OBJECTIVE:
Can you rewrite the material from the line with "heading-line: How Many" up to and including the line with "service-item: • IVF [277,869,579,915]", giving back only those lines with "Alternatives" changed to "Options" and everything else untouched?
======== EXERCISE INPUTS ========
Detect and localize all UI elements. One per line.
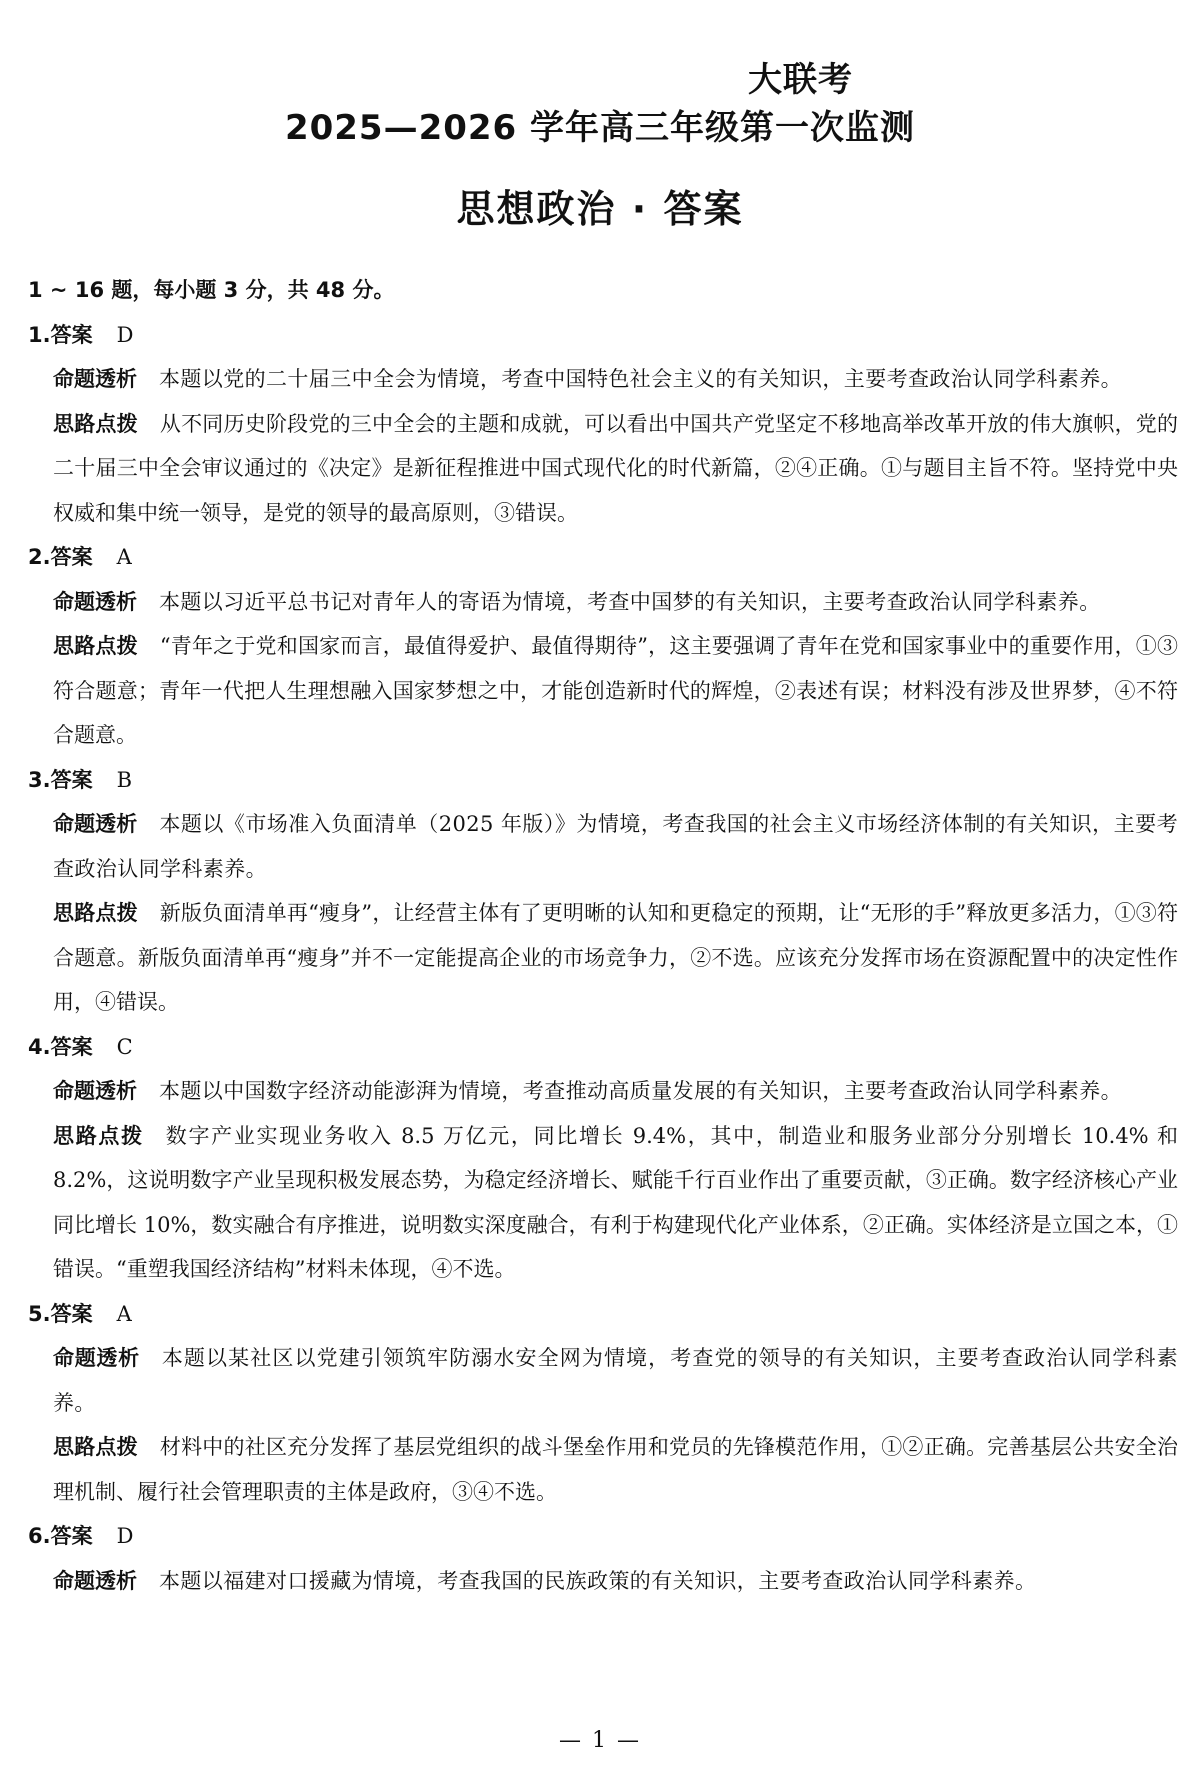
analysis-paragraph (28, 1336, 1178, 1425)
approach-text: 新版负面清单再“瘦身”，让经营主体有了更明晰的认知和更稳定的预期，让“无形的手”释放更多活力，①③符合题意。新版负面清单再“瘦身”并不一定能提高企业的市场竞争力，②不选。应该充分发挥市场在资源配置中的决定性作用，④错误。 (53, 901, 1178, 1014)
answer-content (28, 268, 1178, 1603)
analysis-text: 本题以中国数字经济动能澎湃为情境，考查推动高质量发展的有关知识，主要考查政治认同学科素养。 (159, 1079, 1122, 1103)
analysis-label: 命题透析 (53, 812, 138, 836)
approach-label: 思路点拨 (53, 634, 138, 658)
answer-value: D (116, 1524, 134, 1548)
approach-paragraph (28, 402, 1178, 536)
approach-text: 材料中的社区充分发挥了基层党组织的战斗堡垒作用和党员的先锋模范作用，①②正确。完善基层公共安全治理机制、履行社会管理职责的主体是政府，③④不选。 (53, 1435, 1179, 1504)
answer-label: 答案 (50, 767, 93, 792)
analysis-label: 命题透析 (53, 1568, 137, 1593)
answer-label: 答案 (50, 1524, 93, 1548)
answer-label: 答案 (50, 322, 93, 347)
brand-name: 大联考 (748, 60, 853, 100)
analysis-text: 本题以习近平总书记对青年人的寄语为情境，考查中国梦的有关知识，主要考查政治认同学科素养。 (159, 589, 1101, 614)
question-number: 5. (28, 1301, 51, 1326)
approach-text: 从不同历史阶段党的三中全会的主题和成就，可以看出中国共产党坚定不移地高举改革开放的伟大旗帜，党的二十届三中全会审议通过的《决定》是新征程推进中国式现代化的时代新篇，②④正确。①与题目主旨不符。坚持党中央权威和集中统一领导，是党的领导的最高原则，③错误。 (53, 411, 1179, 525)
section-intro: 1 ~ 16 题，每小题 3 分，共 48 分。 (28, 278, 395, 302)
answer-value: A (116, 545, 132, 569)
analysis-text: 本题以党的二十届三中全会为情境，考查中国特色社会主义的有关知识，主要考查政治认同学科素养。 (159, 367, 1122, 391)
analysis-text: 本题以《市场准入负面清单（2025 年版）》为情境，考查我国的社会主义市场经济体制的有关知识，主要考查政治认同学科素养。 (53, 812, 1178, 881)
question-number: 4. (28, 1034, 51, 1059)
answer-label: 答案 (50, 1034, 93, 1059)
subject-title: 思想政治 · 答案 (456, 187, 744, 231)
answer-label: 答案 (50, 545, 93, 569)
answer-value: B (116, 767, 133, 792)
analysis-label: 命题透析 (53, 1346, 140, 1370)
answer-value: A (116, 1301, 132, 1326)
analysis-text: 本题以某社区以党建引领筑牢防溺水安全网为情境，考查党的领导的有关知识，主要考查政治认同学科素养。 (53, 1346, 1178, 1415)
approach-label: 思路点拨 (53, 1435, 138, 1459)
question-header (28, 535, 1178, 580)
question-number: 2. (28, 545, 51, 569)
page-number: — 1 — (559, 1728, 641, 1753)
question-6 (28, 1514, 1178, 1603)
exam-title: 2025—2026 学年高三年级第一次监测 (284, 108, 916, 148)
analysis-label: 命题透析 (53, 1079, 137, 1103)
approach-text: 数字产业实现业务收入 8.5 万亿元，同比增长 9.4%，其中，制造业和服务业部分分别增长 10.4% 和 8.2%，这说明数字产业呈现积极发展态势，为稳定经济增长、赋能千行百业作出了重要贡献，③正确。数字经济核心产业同比增长 10%，数实融合有序推进，说明数实深度融合，有利于构建现代化产业体系，②正确。实体经济是立国之本，①错误。“重塑我国经济结构”材料未体现，④不选。 (53, 1123, 1179, 1281)
approach-paragraph (28, 1425, 1178, 1514)
approach-paragraph (28, 1114, 1178, 1292)
approach-label: 思路点拨 (53, 1123, 144, 1148)
question-1 (28, 313, 1178, 536)
analysis-text: 本题以福建对口援藏为情境，考查我国的民族政策的有关知识，主要考查政治认同学科素养。 (159, 1568, 1037, 1593)
question-2 (28, 535, 1178, 758)
question-number: 3. (28, 767, 51, 792)
question-3 (28, 758, 1178, 1025)
approach-label: 思路点拨 (53, 411, 138, 436)
question-header (28, 1025, 1178, 1070)
approach-paragraph (28, 624, 1178, 758)
question-header (28, 758, 1178, 803)
answer-label: 答案 (50, 1301, 93, 1326)
analysis-paragraph (28, 802, 1178, 891)
approach-text: “青年之于党和国家而言，最值得爱护、最值得期待”，这主要强调了青年在党和国家事业中的重要作用，①③符合题意；青年一代把人生理想融入国家梦想之中，才能创造新时代的辉煌，②表述有误；材料没有涉及世界梦，④不符合题意。 (53, 634, 1179, 747)
analysis-paragraph (28, 1069, 1178, 1114)
question-header (28, 313, 1178, 358)
question-header (28, 1292, 1178, 1337)
analysis-paragraph (28, 357, 1178, 402)
question-number: 1. (28, 322, 51, 347)
analysis-label: 命题透析 (53, 589, 137, 614)
question-number: 6. (28, 1524, 51, 1548)
analysis-paragraph (28, 1559, 1178, 1604)
approach-paragraph (28, 891, 1178, 1025)
answer-value: D (116, 322, 134, 347)
approach-label: 思路点拨 (53, 901, 138, 925)
analysis-label: 命题透析 (53, 367, 137, 391)
question-5 (28, 1292, 1178, 1515)
analysis-paragraph (28, 580, 1178, 625)
question-header (28, 1514, 1178, 1559)
question-4 (28, 1025, 1178, 1292)
answer-value: C (116, 1034, 133, 1059)
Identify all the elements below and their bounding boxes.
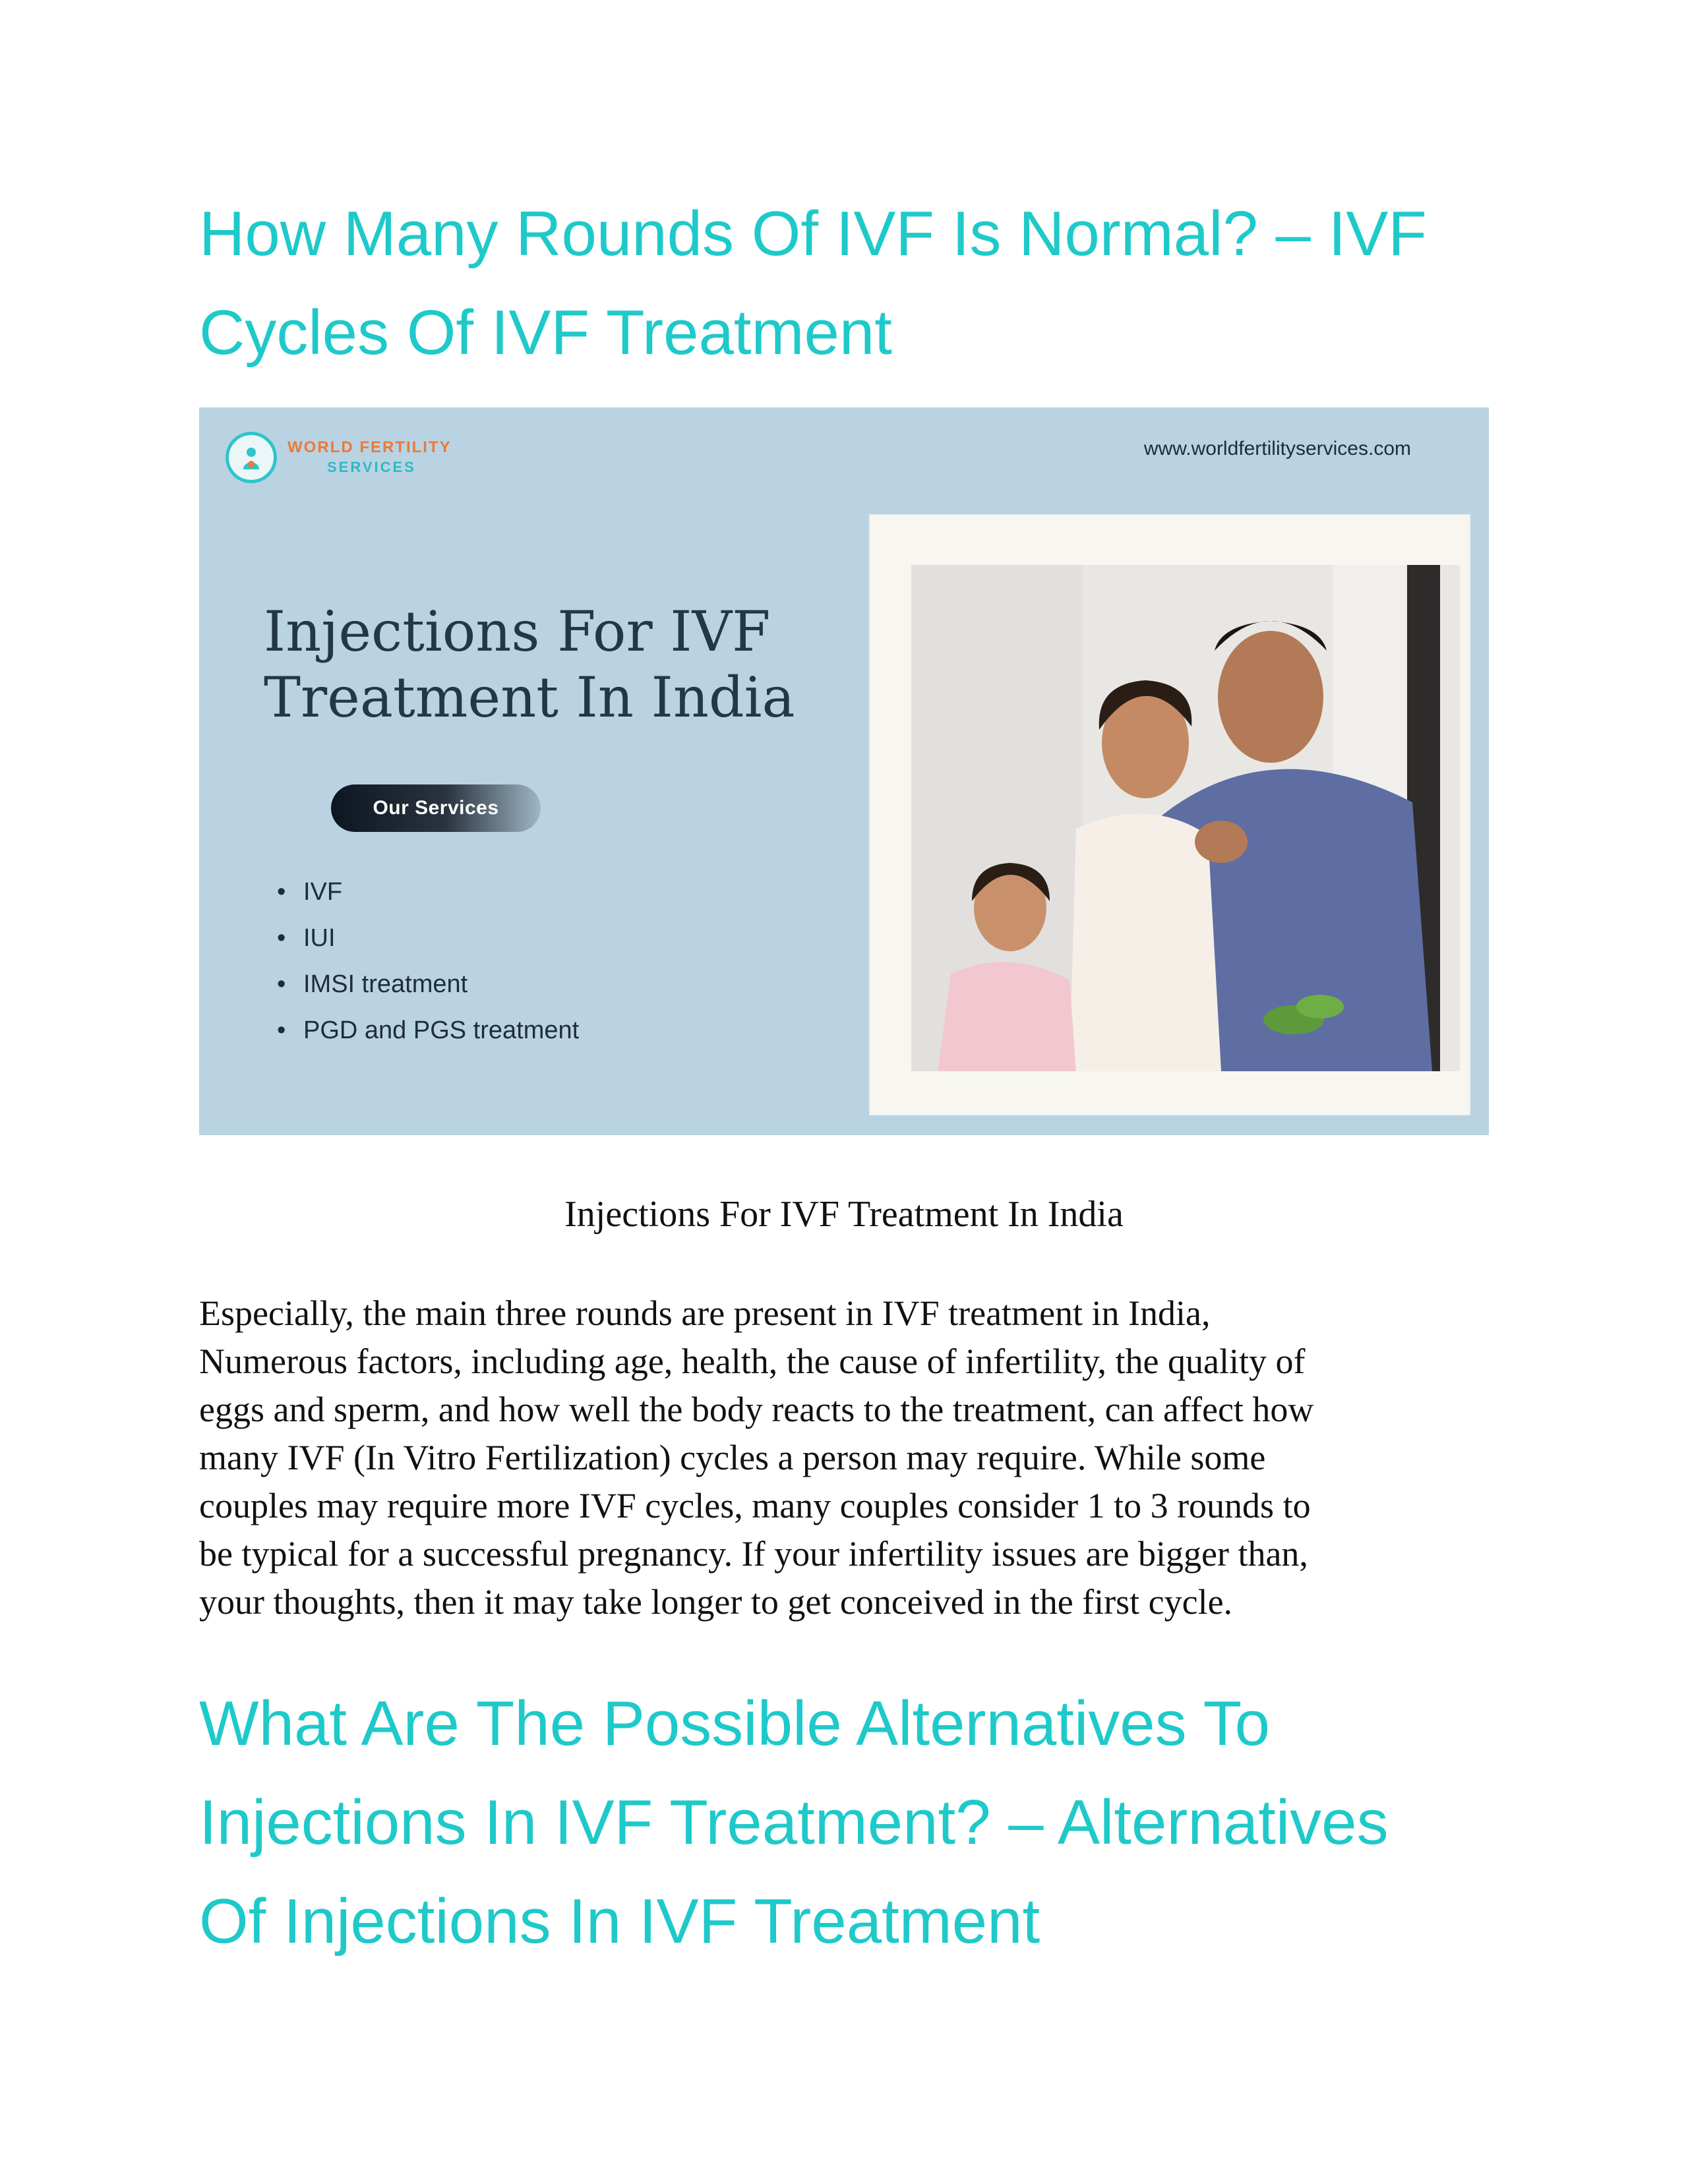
heading-line: How Many Rounds Of IVF Is Normal? – IVF [199,198,1427,269]
heading-line: What Are The Possible Alternatives To [199,1688,1270,1759]
banner-title-line: Treatment In India [264,665,795,730]
logo-name-line2: SERVICES [327,459,416,475]
our-services-badge: Our Services [331,784,541,832]
heading-line: Injections In IVF Treatment? – Alternatives [199,1787,1389,1858]
website-url: www.worldfertilityservices.com [1143,438,1411,459]
banner-title [264,599,831,730]
article-banner-image [199,407,1489,1135]
family-photo-frame [870,516,1469,1114]
service-item: • IMSI treatment [277,961,579,1007]
service-item: • IVF [277,869,579,915]
paragraph-line: Numerous factors, including age, health, the cause of infertility, the quality of [199,1342,1306,1381]
family-photo [911,565,1460,1071]
heading-line: Of Injections In IVF Treatment [199,1886,1040,1957]
service-item: • PGD and PGS treatment [277,1007,579,1053]
image-caption: Injections For IVF Treatment In India [564,1194,1124,1235]
heading-line: Cycles Of IVF Treatment [199,297,892,368]
fertility-logo-icon [226,432,277,483]
paragraph-line: Especially, the main three rounds are present in IVF treatment in India, [199,1293,1211,1333]
paragraph-line: many IVF (In Vitro Fertilization) cycles a person may require. While some [199,1438,1266,1477]
services-list [277,869,579,1053]
body-paragraph [199,1289,1492,1626]
paragraph-line: be typical for a successful pregnancy. If your infertility issues are bigger than, [199,1534,1308,1574]
brand-logo [226,431,452,484]
logo-name-line1: WORLD FERTILITY [287,438,452,456]
paragraph-line: eggs and sperm, and how well the body reacts to the treatment, can affect how [199,1390,1314,1429]
section-heading-alternatives [199,1674,1505,1971]
section-heading-ivf-rounds [199,185,1505,382]
paragraph-line: couples may require more IVF cycles, many couples consider 1 to 3 rounds to [199,1486,1311,1525]
banner-title-line: Injections For IVF [264,599,771,664]
paragraph-line: your thoughts, then it may take longer to get conceived in the first cycle. [199,1582,1233,1622]
service-item: • IUI [277,915,579,961]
========
RESPONSE FOR THIS EXERCISE:
heading-line: How Many Rounds Of IVF Is Normal? – IVF [199,198,1427,269]
heading-line: What Are The Possible Options To [199,1688,1270,1759]
banner-title-line: Treatment In India [264,665,795,730]
logo-name-line2: SERVICES [327,459,416,475]
our-services-badge: Our Services [331,784,541,832]
heading-line: Injections In IVF Treatment? – Options [199,1787,1389,1858]
website-url: www.worldfertilityservices.com [1143,438,1411,459]
banner-title [264,599,831,730]
article-banner-image [199,407,1489,1135]
family-photo-frame [870,516,1469,1114]
service-item: • IMSI treatment [277,961,579,1007]
service-item: • IVF [277,869,579,915]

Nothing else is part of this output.